---- RAW RECORDS

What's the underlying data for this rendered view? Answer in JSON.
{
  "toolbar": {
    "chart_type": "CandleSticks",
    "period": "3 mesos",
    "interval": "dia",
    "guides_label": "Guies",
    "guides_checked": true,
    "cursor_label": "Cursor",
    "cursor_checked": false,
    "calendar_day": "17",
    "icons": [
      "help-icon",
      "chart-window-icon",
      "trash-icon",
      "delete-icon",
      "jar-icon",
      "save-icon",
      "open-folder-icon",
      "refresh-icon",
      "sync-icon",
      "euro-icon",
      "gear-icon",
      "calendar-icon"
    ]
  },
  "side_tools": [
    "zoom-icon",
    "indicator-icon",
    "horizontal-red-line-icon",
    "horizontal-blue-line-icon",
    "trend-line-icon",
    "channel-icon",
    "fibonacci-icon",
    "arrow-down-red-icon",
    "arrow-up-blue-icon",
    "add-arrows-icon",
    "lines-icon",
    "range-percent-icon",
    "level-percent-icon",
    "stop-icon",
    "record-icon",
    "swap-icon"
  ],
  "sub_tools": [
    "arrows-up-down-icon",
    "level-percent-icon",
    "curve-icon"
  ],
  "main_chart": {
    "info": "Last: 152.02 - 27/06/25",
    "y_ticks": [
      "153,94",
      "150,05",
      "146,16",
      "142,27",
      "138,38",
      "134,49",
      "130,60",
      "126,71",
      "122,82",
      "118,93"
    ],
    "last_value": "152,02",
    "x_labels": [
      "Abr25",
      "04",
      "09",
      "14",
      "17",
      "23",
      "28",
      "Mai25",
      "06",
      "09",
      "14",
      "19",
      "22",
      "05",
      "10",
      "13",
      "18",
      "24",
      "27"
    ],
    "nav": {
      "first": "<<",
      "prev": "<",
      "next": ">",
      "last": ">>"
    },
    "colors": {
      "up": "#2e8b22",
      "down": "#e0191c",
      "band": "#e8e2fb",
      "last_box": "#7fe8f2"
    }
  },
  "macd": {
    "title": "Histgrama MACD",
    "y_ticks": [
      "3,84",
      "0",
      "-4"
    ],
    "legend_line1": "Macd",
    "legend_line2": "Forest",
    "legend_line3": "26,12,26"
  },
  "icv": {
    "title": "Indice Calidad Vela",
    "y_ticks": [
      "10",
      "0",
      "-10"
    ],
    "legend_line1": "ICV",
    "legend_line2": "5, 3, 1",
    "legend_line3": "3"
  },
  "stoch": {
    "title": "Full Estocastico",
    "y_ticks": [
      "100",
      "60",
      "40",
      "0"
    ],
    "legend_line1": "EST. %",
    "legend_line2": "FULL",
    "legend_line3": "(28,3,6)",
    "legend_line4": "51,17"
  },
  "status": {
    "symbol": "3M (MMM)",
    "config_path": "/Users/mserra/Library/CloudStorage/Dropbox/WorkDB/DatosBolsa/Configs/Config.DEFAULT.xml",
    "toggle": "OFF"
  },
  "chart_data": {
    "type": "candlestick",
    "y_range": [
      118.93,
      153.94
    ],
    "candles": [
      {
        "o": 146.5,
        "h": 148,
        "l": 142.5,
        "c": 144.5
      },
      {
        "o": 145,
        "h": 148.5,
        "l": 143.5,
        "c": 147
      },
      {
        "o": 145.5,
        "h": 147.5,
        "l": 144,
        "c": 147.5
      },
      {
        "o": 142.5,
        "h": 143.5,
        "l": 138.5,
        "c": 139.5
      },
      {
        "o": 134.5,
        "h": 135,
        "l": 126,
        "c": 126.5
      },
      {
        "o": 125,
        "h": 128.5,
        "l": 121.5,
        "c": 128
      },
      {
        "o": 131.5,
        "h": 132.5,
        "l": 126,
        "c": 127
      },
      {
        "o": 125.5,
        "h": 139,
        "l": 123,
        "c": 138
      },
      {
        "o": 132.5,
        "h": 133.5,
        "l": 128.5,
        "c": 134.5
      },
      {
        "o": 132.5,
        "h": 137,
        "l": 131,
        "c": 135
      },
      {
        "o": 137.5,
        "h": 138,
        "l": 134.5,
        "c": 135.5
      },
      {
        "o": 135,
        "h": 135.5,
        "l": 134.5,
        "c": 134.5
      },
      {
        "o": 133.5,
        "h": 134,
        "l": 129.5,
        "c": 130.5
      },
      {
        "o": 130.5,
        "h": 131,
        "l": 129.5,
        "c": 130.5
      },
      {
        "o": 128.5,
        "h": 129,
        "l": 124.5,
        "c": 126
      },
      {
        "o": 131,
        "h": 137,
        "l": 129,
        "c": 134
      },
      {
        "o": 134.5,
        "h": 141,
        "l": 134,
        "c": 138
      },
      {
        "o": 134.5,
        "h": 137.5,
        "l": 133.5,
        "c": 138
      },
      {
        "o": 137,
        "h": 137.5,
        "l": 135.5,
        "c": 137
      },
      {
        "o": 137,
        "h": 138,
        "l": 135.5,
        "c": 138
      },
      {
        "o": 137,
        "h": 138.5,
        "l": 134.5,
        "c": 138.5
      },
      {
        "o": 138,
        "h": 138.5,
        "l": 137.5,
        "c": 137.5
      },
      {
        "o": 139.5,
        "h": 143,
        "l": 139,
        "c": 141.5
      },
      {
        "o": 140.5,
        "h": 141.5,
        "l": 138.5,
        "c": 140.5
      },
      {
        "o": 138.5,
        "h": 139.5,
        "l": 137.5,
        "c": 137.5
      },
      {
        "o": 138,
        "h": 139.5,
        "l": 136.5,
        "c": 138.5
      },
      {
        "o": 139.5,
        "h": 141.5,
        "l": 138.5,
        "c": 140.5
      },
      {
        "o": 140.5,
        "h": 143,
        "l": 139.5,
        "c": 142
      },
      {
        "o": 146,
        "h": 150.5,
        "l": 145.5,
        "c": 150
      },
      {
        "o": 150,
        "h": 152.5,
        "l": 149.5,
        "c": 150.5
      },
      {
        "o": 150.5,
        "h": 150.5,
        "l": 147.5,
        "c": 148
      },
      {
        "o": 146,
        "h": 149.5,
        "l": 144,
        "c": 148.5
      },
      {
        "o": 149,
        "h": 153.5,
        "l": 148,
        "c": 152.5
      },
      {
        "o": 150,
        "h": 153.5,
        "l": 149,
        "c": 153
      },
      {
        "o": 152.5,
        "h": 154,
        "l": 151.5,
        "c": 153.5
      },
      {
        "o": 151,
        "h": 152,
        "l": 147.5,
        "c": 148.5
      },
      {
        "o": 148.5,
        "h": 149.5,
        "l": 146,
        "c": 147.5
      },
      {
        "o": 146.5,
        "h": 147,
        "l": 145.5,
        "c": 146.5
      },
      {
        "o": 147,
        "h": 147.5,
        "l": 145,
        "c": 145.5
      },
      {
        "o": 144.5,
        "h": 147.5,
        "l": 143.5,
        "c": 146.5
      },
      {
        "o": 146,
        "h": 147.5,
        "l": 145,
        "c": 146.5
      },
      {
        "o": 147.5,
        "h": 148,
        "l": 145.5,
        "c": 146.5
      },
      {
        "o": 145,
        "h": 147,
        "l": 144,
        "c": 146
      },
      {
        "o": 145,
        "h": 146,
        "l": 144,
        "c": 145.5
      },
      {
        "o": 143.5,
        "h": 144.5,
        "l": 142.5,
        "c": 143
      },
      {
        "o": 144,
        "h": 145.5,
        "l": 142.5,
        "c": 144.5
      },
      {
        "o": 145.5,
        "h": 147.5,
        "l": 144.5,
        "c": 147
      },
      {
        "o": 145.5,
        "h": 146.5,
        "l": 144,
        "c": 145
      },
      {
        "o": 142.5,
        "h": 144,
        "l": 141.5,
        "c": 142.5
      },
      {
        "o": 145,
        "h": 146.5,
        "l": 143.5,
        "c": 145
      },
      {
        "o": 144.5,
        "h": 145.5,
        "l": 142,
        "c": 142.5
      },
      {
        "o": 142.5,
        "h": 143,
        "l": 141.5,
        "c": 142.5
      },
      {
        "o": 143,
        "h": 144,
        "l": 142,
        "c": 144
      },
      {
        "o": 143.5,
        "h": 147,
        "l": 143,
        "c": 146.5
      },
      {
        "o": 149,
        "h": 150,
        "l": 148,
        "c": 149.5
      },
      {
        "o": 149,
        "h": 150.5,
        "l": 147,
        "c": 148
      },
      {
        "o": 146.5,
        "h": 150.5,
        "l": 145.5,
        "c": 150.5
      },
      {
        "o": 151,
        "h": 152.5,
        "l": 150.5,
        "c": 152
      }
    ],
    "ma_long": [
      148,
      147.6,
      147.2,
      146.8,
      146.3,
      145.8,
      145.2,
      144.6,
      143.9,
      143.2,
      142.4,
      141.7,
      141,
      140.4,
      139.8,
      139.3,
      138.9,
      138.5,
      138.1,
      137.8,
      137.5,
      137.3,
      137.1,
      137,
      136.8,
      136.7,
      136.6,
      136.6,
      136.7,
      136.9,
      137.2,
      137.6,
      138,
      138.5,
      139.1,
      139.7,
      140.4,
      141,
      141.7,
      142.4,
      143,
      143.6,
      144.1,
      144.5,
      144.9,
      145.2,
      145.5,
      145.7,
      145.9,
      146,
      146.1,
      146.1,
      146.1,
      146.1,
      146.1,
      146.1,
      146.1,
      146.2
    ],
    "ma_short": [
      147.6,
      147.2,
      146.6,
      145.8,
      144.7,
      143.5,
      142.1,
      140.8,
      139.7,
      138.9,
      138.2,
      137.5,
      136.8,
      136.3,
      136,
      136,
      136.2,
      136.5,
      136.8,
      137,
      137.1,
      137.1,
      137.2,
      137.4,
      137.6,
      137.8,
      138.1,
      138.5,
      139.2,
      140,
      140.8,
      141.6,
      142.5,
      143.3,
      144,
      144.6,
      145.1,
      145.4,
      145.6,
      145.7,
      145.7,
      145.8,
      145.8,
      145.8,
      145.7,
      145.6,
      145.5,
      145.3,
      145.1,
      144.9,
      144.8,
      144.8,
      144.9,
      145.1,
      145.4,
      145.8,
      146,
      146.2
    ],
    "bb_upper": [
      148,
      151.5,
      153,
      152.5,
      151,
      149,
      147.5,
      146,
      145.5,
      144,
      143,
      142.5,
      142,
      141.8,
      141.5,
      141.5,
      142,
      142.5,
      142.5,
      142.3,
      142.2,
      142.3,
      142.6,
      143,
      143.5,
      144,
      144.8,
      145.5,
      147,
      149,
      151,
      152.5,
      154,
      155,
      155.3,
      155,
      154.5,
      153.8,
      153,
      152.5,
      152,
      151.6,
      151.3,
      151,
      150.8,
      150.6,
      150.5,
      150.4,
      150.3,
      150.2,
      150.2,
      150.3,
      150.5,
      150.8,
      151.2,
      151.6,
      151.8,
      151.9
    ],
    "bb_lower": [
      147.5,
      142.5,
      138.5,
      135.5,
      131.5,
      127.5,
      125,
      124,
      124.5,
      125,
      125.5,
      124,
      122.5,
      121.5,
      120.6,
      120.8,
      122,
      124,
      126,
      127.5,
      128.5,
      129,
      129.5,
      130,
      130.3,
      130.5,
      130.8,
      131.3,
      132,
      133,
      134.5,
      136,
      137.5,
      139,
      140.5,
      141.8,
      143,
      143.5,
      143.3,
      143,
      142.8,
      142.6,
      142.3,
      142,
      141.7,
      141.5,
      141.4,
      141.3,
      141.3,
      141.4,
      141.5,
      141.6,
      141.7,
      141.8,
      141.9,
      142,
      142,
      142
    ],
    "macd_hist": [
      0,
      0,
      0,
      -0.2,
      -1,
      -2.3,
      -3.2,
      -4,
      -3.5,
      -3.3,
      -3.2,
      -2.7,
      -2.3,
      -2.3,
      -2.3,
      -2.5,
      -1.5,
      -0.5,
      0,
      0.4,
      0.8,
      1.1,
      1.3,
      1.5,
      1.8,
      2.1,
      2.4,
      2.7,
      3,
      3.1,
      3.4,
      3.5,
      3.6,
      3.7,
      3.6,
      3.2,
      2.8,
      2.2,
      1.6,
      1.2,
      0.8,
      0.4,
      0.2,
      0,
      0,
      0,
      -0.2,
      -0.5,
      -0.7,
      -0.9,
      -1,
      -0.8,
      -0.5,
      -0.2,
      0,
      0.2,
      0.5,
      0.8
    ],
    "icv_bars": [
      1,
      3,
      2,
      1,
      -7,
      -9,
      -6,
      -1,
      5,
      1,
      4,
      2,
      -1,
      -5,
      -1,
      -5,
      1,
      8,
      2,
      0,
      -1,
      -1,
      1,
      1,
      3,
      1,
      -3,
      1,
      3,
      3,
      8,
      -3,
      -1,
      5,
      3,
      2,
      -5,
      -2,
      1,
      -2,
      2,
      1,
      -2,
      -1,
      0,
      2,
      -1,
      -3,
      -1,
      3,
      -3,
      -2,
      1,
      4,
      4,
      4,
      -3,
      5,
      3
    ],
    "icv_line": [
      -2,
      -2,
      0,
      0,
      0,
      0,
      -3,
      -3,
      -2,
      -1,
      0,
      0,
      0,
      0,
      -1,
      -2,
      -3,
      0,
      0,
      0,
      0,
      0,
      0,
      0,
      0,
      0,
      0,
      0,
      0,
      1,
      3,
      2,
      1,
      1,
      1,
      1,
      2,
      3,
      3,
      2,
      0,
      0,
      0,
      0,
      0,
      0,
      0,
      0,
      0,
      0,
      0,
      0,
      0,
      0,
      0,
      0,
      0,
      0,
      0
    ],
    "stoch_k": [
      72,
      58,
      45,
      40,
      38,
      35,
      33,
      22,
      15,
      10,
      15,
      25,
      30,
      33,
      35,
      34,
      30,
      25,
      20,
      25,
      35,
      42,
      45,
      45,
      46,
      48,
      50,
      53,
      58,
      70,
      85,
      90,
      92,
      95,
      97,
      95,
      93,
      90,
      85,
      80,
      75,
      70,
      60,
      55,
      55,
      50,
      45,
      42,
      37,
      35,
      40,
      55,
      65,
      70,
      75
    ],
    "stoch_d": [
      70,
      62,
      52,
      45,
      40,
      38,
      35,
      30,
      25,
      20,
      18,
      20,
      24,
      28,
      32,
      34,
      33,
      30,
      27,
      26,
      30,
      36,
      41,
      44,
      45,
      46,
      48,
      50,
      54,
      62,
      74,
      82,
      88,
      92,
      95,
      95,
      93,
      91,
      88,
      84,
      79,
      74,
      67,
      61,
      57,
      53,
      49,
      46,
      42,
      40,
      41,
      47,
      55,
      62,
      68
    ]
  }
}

--------

## WHAT THE TASK REQUIRES
Isolate each line of the listing above that includes "horizontal". Copy it.

## PROBLEM SOLUTION
    "horizontal-red-line-icon",
    "horizontal-blue-line-icon",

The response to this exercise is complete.